• [GIVEN RECORDS]:
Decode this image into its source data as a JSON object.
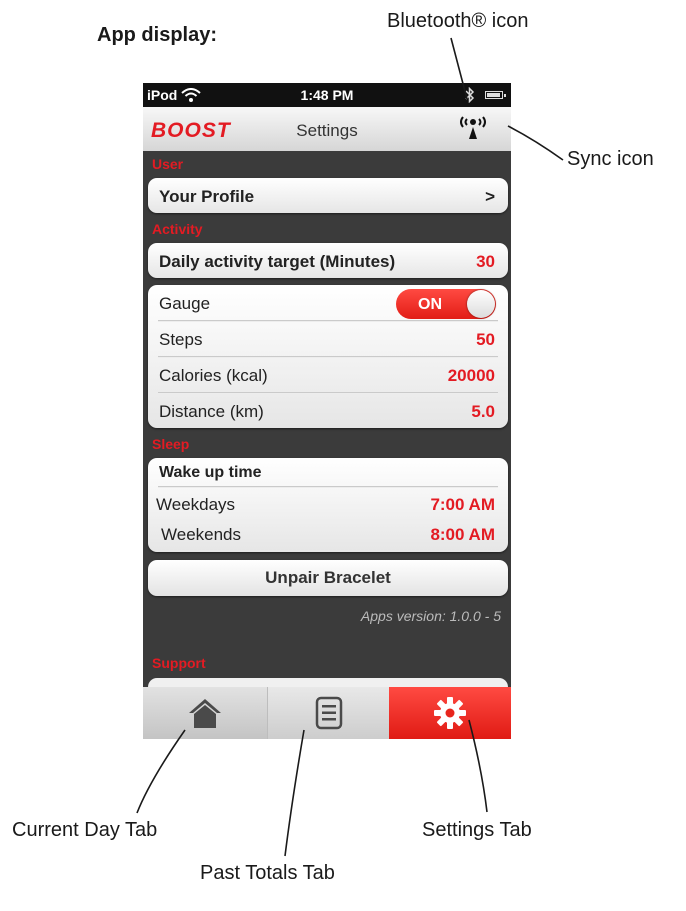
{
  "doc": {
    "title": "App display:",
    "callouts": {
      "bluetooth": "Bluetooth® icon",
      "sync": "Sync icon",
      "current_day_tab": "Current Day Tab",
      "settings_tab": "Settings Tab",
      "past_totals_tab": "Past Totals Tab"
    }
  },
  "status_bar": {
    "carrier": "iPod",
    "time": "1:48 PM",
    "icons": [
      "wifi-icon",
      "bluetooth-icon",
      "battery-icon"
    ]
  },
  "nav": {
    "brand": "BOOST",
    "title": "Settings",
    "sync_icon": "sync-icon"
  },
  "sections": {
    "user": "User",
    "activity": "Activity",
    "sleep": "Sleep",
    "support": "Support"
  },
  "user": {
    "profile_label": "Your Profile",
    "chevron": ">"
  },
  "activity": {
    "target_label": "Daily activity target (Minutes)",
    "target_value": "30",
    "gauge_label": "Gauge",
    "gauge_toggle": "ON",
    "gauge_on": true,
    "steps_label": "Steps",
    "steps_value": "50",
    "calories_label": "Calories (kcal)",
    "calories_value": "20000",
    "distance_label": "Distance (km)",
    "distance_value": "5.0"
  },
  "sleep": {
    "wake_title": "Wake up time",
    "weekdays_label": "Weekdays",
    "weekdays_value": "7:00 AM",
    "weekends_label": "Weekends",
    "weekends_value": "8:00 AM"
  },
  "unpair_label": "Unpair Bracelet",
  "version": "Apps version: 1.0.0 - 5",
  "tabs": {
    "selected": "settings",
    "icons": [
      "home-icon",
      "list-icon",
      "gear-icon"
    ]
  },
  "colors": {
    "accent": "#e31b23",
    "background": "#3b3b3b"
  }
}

• [PROBLEM]:
Across the entries above, how many lines contain "activity"? Provide only the count.

• [OUTPUT]:
3